■ Stated problem ■
Each line below that contains "penawaran" counts once; report the total and nothing more.

■ Exercise materials ■
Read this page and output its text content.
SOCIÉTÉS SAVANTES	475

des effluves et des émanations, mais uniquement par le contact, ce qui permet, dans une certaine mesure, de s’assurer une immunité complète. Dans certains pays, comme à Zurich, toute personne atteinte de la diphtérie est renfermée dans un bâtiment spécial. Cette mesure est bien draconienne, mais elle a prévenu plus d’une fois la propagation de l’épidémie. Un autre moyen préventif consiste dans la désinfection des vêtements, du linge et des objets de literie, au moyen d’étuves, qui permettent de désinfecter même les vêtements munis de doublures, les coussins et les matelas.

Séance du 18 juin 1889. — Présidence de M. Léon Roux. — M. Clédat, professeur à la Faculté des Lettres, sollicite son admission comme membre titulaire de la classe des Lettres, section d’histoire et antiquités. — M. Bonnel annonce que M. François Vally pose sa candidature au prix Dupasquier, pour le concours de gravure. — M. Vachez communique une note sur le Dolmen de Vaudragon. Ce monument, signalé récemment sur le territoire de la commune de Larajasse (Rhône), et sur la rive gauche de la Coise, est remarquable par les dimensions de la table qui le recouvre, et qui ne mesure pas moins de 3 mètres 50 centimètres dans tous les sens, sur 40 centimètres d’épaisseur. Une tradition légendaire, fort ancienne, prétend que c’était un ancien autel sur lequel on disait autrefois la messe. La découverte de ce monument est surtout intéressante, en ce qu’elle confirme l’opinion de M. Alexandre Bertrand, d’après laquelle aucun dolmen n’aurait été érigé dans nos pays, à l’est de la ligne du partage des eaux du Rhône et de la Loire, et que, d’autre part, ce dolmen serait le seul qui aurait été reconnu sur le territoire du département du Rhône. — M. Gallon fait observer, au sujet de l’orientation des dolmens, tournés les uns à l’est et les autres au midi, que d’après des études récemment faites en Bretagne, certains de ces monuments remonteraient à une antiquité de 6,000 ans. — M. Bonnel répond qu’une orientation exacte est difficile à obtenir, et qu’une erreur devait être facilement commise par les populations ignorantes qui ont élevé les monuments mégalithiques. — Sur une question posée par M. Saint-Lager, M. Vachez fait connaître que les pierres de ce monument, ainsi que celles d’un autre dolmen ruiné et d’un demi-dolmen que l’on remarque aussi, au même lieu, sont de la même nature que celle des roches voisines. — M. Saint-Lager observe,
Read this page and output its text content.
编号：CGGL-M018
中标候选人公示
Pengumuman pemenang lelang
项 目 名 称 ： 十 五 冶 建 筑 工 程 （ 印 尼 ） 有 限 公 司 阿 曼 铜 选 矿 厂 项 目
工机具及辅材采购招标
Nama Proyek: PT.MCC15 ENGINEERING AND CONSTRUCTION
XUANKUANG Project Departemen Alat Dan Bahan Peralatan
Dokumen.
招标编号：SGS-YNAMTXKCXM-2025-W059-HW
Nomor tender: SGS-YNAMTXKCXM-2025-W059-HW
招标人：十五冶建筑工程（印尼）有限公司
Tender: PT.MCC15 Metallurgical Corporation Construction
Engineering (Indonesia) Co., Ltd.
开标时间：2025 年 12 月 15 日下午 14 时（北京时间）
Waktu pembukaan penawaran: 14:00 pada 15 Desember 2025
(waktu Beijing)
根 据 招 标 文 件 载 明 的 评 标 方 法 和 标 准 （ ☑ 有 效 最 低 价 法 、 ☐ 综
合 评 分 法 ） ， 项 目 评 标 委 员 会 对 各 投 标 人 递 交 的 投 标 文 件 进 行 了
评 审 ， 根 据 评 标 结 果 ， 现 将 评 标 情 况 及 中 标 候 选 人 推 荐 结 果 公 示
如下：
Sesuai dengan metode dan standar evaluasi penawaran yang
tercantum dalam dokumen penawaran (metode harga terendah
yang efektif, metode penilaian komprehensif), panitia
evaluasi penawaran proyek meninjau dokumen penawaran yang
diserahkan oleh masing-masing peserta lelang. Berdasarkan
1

■ Response for this exercise ■
4